Given instruction :: Output every line of the data exactly as it appears.

Given data ::
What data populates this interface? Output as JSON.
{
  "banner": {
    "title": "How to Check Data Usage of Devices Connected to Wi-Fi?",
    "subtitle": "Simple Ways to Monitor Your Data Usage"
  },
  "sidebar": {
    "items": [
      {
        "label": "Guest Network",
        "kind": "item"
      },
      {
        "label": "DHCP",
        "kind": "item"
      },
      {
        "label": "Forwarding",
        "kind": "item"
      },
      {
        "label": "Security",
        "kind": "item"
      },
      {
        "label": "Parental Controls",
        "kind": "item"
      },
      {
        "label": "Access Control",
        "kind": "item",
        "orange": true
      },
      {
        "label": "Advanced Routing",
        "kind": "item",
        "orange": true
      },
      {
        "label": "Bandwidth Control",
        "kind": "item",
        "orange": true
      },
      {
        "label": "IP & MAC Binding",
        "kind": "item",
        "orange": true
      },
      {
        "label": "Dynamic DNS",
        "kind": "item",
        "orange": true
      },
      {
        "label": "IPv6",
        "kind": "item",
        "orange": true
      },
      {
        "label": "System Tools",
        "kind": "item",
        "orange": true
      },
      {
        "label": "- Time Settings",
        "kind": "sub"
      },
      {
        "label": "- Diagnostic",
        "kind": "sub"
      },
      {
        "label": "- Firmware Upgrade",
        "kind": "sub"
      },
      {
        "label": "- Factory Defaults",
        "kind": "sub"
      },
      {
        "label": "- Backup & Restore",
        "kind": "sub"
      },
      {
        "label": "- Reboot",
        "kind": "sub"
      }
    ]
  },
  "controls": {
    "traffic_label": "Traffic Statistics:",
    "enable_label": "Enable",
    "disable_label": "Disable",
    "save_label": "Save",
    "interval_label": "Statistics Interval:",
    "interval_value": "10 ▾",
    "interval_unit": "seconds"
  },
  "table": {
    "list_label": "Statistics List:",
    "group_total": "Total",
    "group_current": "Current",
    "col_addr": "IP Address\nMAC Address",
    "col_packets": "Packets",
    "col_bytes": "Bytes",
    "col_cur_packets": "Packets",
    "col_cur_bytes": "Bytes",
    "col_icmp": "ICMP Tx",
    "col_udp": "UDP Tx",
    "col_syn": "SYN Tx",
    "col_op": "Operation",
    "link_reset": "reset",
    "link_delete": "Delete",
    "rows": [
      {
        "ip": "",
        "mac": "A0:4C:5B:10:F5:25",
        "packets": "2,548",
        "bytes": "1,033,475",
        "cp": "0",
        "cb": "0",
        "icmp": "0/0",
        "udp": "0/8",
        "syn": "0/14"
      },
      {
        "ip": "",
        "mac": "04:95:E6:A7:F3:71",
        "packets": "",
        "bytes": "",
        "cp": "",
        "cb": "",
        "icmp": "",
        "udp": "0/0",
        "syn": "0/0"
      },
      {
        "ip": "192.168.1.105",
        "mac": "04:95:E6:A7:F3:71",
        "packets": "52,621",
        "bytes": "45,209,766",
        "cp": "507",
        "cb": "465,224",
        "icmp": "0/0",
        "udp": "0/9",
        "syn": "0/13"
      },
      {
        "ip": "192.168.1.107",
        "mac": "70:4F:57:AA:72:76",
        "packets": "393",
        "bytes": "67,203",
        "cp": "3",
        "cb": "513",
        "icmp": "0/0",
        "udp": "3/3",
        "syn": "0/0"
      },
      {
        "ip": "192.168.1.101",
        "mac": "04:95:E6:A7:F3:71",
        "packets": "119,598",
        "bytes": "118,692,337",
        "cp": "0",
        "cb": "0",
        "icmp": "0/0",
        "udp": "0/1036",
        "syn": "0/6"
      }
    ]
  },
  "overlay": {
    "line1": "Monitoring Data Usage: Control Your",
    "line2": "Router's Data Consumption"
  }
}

Solution to this exercise ::
What data populates this interface? Output as JSON.
{
  "banner": {
    "title": "How to Check Data Usage of Devices Connected to Wi-Fi?",
    "subtitle": "Simple Ways to Monitor Your Data Usage"
  },
  "sidebar": {
    "items": [
      {
        "label": "Guest Network",
        "kind": "item"
      },
      {
        "label": "DHCP",
        "kind": "item"
      },
      {
        "label": "Forwarding",
        "kind": "item"
      },
      {
        "label": "Security",
        "kind": "item"
      },
      {
        "label": "Parental Controls",
        "kind": "item"
      },
      {
        "label": "Access Control",
        "kind": "item",
        "orange": true
      },
      {
        "label": "Advanced Routing",
        "kind": "item",
        "orange": true
      },
      {
        "label": "Bandwidth Control",
        "kind": "item",
        "orange": true
      },
      {
        "label": "IP & MAC Binding",
        "kind": "item",
        "orange": true
      },
      {
        "label": "Dynamic DNS",
        "kind": "item",
        "orange": true
      },
      {
        "label": "IPv6",
        "kind": "item",
        "orange": true
      },
      {
        "label": "System Tools",
        "kind": "item",
        "orange": true
      },
      {
        "label": "- Time Settings",
        "kind": "sub"
      },
      {
        "label": "- Diagnostic",
        "kind": "sub"
      },
      {
        "label": "- Firmware Upgrade",
        "kind": "sub"
      },
      {
        "label": "- Factory Defaults",
        "kind": "sub"
      },
      {
        "label": "- Backup & Restore",
        "kind": "sub"
      },
      {
        "label": "- Reboot",
        "kind": "sub"
      }
    ]
  },
  "controls": {
    "traffic_label": "Traffic Statistics:",
    "enable_label": "Enable",
    "disable_label": "Disable",
    "save_label": "Save",
    "interval_label": "Statistics Interval:",
    "interval_value": "10 ▾",
    "interval_unit": "seconds"
  },
  "table": {
    "list_label": "Statistics List:",
    "group_total": "Total",
    "group_current": "Current",
    "col_addr": "IP Address\nMAC Address",
    "col_packets": "Packets",
    "col_bytes": "Bytes",
    "col_cur_packets": "Packets",
    "col_cur_bytes": "Bytes",
    "col_icmp": "ICMP Tx",
    "col_udp": "UDP Tx",
    "col_syn": "SYN Tx",
    "col_op": "Operation",
    "link_reset": "reset",
    "link_delete": "Delete",
    "rows": [
      {
        "ip": "",
        "mac": "A0:4C:5B:10:F5:25",
        "packets": "2,548",
        "bytes": "1,033,475",
        "cp": "0",
        "cb": "0",
        "icmp": "0/0",
        "udp": "0/8",
        "syn": "0/14"
      },
      {
        "ip": "",
        "mac": "04:95:E6:A7:F3:71",
        "packets": "",
        "bytes": "",
        "cp": "",
        "cb": "",
        "icmp": "",
        "udp": "0/0",
        "syn": "0/0"
      },
      {
        "ip": "192.168.1.105",
        "mac": "04:95:E6:A7:F3:71",
        "packets": "52,621",
        "bytes": "45,209,766",
        "cp": "507",
        "cb": "465,224",
        "icmp": "0/0",
        "udp": "0/9",
        "syn": "0/13"
      },
      {
        "ip": "192.168.1.107",
        "mac": "70:4F:57:AA:72:76",
        "packets": "393",
        "bytes": "67,203",
        "cp": "3",
        "cb": "513",
        "icmp": "0/0",
        "udp": "3/3",
        "syn": "0/0"
      },
      {
        "ip": "192.168.1.101",
        "mac": "04:95:E6:A7:F3:71",
        "packets": "119,598",
        "bytes": "118,692,337",
        "cp": "0",
        "cb": "0",
        "icmp": "0/0",
        "udp": "0/1036",
        "syn": "0/6"
      }
    ]
  },
  "overlay": {
    "line1": "Monitoring Data Usage: Control Your",
    "line2": "Router's Data Consumption"
  }
}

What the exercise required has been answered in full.